**Exercise task**
Keep only the lines of the listing that include the word "title", and copy them.

**Listed entries**
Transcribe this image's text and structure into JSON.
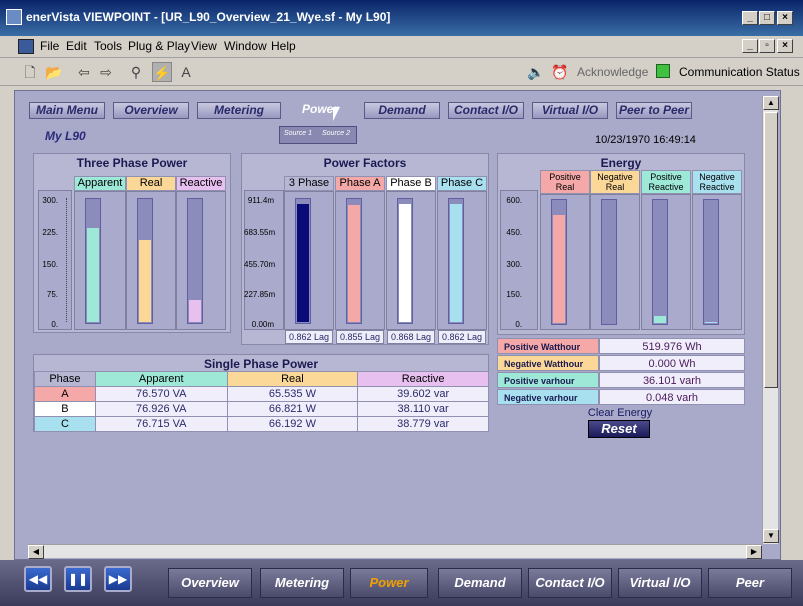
{
  "window": {
    "title": "enerVista VIEWPOINT - [UR_L90_Overview_21_Wye.sf - My L90]"
  },
  "menu": [
    "File",
    "Edit",
    "Tools",
    "Plug & Play",
    "View",
    "Window",
    "Help"
  ],
  "toolbar": {
    "acknowledge": "Acknowledge",
    "comm_status": "Communication Status"
  },
  "nav": [
    "Main Menu",
    "Overview",
    "Metering",
    "Power",
    "Demand",
    "Contact I/O",
    "Virtual I/O",
    "Peer to Peer"
  ],
  "device": "My L90",
  "timestamp": "10/23/1970 16:49:14",
  "source": {
    "s1": "Source 1",
    "s2": "Source 2"
  },
  "three_phase": {
    "title": "Three Phase Power",
    "labels": [
      "Apparent",
      "Real",
      "Reactive"
    ],
    "scale": [
      "300.",
      "225.",
      "150.",
      "75.",
      "0."
    ],
    "levels": [
      0.76,
      0.66,
      0.18
    ]
  },
  "power_factors": {
    "title": "Power Factors",
    "labels": [
      "3 Phase",
      "Phase A",
      "Phase B",
      "Phase C"
    ],
    "scale": [
      "911.4m",
      "683.55m",
      "455.70m",
      "227.85m",
      "0.00m"
    ],
    "values": [
      "0.862 Lag",
      "0.855 Lag",
      "0.868 Lag",
      "0.862 Lag"
    ],
    "levels": [
      0.95,
      0.94,
      0.95,
      0.95
    ]
  },
  "energy": {
    "title": "Energy",
    "labels": [
      "Positive Real",
      "Negative Real",
      "Positive Reactive",
      "Negative Reactive"
    ],
    "scale": [
      "600.",
      "450.",
      "300.",
      "150.",
      "0."
    ],
    "levels": [
      0.87,
      0,
      0.06,
      0.01
    ],
    "rows": [
      {
        "label": "Positive Watthour",
        "value": "519.976 Wh"
      },
      {
        "label": "Negative Watthour",
        "value": "0.000 Wh"
      },
      {
        "label": "Positive varhour",
        "value": "36.101 varh"
      },
      {
        "label": "Negative varhour",
        "value": "0.048 varh"
      }
    ],
    "clear_label": "Clear Energy",
    "reset": "Reset"
  },
  "single_phase": {
    "title": "Single Phase Power",
    "headers": [
      "Phase",
      "Apparent",
      "Real",
      "Reactive"
    ],
    "rows": [
      [
        "A",
        "76.570 VA",
        "65.535 W",
        "39.602 var"
      ],
      [
        "B",
        "76.926 VA",
        "66.821 W",
        "38.110 var"
      ],
      [
        "C",
        "76.715 VA",
        "66.192 W",
        "38.779 var"
      ]
    ]
  },
  "bottom_tabs": [
    "Overview",
    "Metering",
    "Power",
    "Demand",
    "Contact I/O",
    "Virtual I/O",
    "Peer"
  ],
  "colors": {
    "apparent": "#9ee8d8",
    "real": "#fcd898",
    "reactive": "#e8c0f0",
    "phaseA": "#f4a8a8",
    "phaseB": "#ffffff",
    "phaseC": "#a8e0f0",
    "three": "#0a0a78"
  }
}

**Answer to this task**
    "title": "enerVista VIEWPOINT - [UR_L90_Overview_21_Wye.sf - My L90]"
    "title": "Three Phase Power",
    "title": "Power Factors",
    "title": "Energy",
    "title": "Single Phase Power",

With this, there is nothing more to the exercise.